== Provided data ==

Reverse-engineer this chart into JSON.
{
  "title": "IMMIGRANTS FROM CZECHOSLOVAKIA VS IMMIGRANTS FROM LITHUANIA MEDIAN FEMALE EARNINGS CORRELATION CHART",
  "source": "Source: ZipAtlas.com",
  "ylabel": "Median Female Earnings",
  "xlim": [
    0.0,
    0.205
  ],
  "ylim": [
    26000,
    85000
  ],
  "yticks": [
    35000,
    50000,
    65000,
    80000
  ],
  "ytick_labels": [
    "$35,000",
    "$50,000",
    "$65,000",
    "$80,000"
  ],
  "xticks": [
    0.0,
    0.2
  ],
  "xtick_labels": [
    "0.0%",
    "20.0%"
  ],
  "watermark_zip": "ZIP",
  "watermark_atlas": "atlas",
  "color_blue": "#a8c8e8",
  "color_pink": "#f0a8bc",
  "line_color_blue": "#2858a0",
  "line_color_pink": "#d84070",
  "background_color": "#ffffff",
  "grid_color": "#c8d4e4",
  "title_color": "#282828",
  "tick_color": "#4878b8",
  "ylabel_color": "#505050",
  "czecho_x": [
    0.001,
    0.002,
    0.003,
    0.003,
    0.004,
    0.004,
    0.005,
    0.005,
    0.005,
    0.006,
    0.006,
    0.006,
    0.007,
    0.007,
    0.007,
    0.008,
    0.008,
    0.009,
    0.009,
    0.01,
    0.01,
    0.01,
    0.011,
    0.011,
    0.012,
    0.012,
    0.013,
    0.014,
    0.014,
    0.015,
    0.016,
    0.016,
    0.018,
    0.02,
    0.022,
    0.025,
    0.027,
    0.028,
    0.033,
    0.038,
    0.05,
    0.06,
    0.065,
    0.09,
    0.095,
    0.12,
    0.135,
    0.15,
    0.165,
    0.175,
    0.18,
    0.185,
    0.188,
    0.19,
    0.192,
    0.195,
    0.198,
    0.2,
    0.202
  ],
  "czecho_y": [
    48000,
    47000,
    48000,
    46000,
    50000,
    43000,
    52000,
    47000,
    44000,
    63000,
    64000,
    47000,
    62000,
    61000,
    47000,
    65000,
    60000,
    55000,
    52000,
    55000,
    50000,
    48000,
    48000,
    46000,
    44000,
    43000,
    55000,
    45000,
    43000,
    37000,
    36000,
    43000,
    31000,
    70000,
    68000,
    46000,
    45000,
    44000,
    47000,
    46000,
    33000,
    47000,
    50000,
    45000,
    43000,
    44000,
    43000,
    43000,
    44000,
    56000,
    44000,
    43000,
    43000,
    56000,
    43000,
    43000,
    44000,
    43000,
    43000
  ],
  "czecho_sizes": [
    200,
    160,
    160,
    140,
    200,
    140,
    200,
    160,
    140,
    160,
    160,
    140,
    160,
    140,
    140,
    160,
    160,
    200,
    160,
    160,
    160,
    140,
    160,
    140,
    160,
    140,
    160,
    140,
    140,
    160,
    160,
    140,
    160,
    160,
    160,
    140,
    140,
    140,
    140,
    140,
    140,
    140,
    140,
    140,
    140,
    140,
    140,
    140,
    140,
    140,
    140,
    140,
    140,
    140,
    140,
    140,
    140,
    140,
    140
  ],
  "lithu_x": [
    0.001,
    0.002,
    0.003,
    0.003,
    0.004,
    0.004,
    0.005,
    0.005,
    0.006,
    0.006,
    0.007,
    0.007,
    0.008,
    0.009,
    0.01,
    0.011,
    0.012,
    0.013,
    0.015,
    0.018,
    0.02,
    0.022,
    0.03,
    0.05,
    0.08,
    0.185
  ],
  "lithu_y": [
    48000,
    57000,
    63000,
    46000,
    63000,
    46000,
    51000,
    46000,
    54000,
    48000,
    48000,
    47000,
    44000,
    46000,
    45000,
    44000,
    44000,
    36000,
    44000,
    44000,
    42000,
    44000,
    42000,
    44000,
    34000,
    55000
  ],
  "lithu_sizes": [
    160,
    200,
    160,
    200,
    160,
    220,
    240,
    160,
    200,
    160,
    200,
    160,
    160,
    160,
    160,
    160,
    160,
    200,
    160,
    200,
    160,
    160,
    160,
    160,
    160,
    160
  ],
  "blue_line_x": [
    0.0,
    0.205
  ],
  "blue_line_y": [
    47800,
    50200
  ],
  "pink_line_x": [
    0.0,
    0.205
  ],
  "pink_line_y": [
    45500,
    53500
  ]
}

===

__What you need to do__. Transcribe all of the entries without altering anything.

__Written response__.
Reverse-engineer this chart into JSON.
{
  "title": "IMMIGRANTS FROM CZECHOSLOVAKIA VS IMMIGRANTS FROM LITHUANIA MEDIAN FEMALE EARNINGS CORRELATION CHART",
  "source": "Source: ZipAtlas.com",
  "ylabel": "Median Female Earnings",
  "xlim": [
    0.0,
    0.205
  ],
  "ylim": [
    26000,
    85000
  ],
  "yticks": [
    35000,
    50000,
    65000,
    80000
  ],
  "ytick_labels": [
    "$35,000",
    "$50,000",
    "$65,000",
    "$80,000"
  ],
  "xticks": [
    0.0,
    0.2
  ],
  "xtick_labels": [
    "0.0%",
    "20.0%"
  ],
  "watermark_zip": "ZIP",
  "watermark_atlas": "atlas",
  "color_blue": "#a8c8e8",
  "color_pink": "#f0a8bc",
  "line_color_blue": "#2858a0",
  "line_color_pink": "#d84070",
  "background_color": "#ffffff",
  "grid_color": "#c8d4e4",
  "title_color": "#282828",
  "tick_color": "#4878b8",
  "ylabel_color": "#505050",
  "czecho_x": [
    0.001,
    0.002,
    0.003,
    0.003,
    0.004,
    0.004,
    0.005,
    0.005,
    0.005,
    0.006,
    0.006,
    0.006,
    0.007,
    0.007,
    0.007,
    0.008,
    0.008,
    0.009,
    0.009,
    0.01,
    0.01,
    0.01,
    0.011,
    0.011,
    0.012,
    0.012,
    0.013,
    0.014,
    0.014,
    0.015,
    0.016,
    0.016,
    0.018,
    0.02,
    0.022,
    0.025,
    0.027,
    0.028,
    0.033,
    0.038,
    0.05,
    0.06,
    0.065,
    0.09,
    0.095,
    0.12,
    0.135,
    0.15,
    0.165,
    0.175,
    0.18,
    0.185,
    0.188,
    0.19,
    0.192,
    0.195,
    0.198,
    0.2,
    0.202
  ],
  "czecho_y": [
    48000,
    47000,
    48000,
    46000,
    50000,
    43000,
    52000,
    47000,
    44000,
    63000,
    64000,
    47000,
    62000,
    61000,
    47000,
    65000,
    60000,
    55000,
    52000,
    55000,
    50000,
    48000,
    48000,
    46000,
    44000,
    43000,
    55000,
    45000,
    43000,
    37000,
    36000,
    43000,
    31000,
    70000,
    68000,
    46000,
    45000,
    44000,
    47000,
    46000,
    33000,
    47000,
    50000,
    45000,
    43000,
    44000,
    43000,
    43000,
    44000,
    56000,
    44000,
    43000,
    43000,
    56000,
    43000,
    43000,
    44000,
    43000,
    43000
  ],
  "czecho_sizes": [
    200,
    160,
    160,
    140,
    200,
    140,
    200,
    160,
    140,
    160,
    160,
    140,
    160,
    140,
    140,
    160,
    160,
    200,
    160,
    160,
    160,
    140,
    160,
    140,
    160,
    140,
    160,
    140,
    140,
    160,
    160,
    140,
    160,
    160,
    160,
    140,
    140,
    140,
    140,
    140,
    140,
    140,
    140,
    140,
    140,
    140,
    140,
    140,
    140,
    140,
    140,
    140,
    140,
    140,
    140,
    140,
    140,
    140,
    140
  ],
  "lithu_x": [
    0.001,
    0.002,
    0.003,
    0.003,
    0.004,
    0.004,
    0.005,
    0.005,
    0.006,
    0.006,
    0.007,
    0.007,
    0.008,
    0.009,
    0.01,
    0.011,
    0.012,
    0.013,
    0.015,
    0.018,
    0.02,
    0.022,
    0.03,
    0.05,
    0.08,
    0.185
  ],
  "lithu_y": [
    48000,
    57000,
    63000,
    46000,
    63000,
    46000,
    51000,
    46000,
    54000,
    48000,
    48000,
    47000,
    44000,
    46000,
    45000,
    44000,
    44000,
    36000,
    44000,
    44000,
    42000,
    44000,
    42000,
    44000,
    34000,
    55000
  ],
  "lithu_sizes": [
    160,
    200,
    160,
    200,
    160,
    220,
    240,
    160,
    200,
    160,
    200,
    160,
    160,
    160,
    160,
    160,
    160,
    200,
    160,
    200,
    160,
    160,
    160,
    160,
    160,
    160
  ],
  "blue_line_x": [
    0.0,
    0.205
  ],
  "blue_line_y": [
    47800,
    50200
  ],
  "pink_line_x": [
    0.0,
    0.205
  ],
  "pink_line_y": [
    45500,
    53500
  ]
}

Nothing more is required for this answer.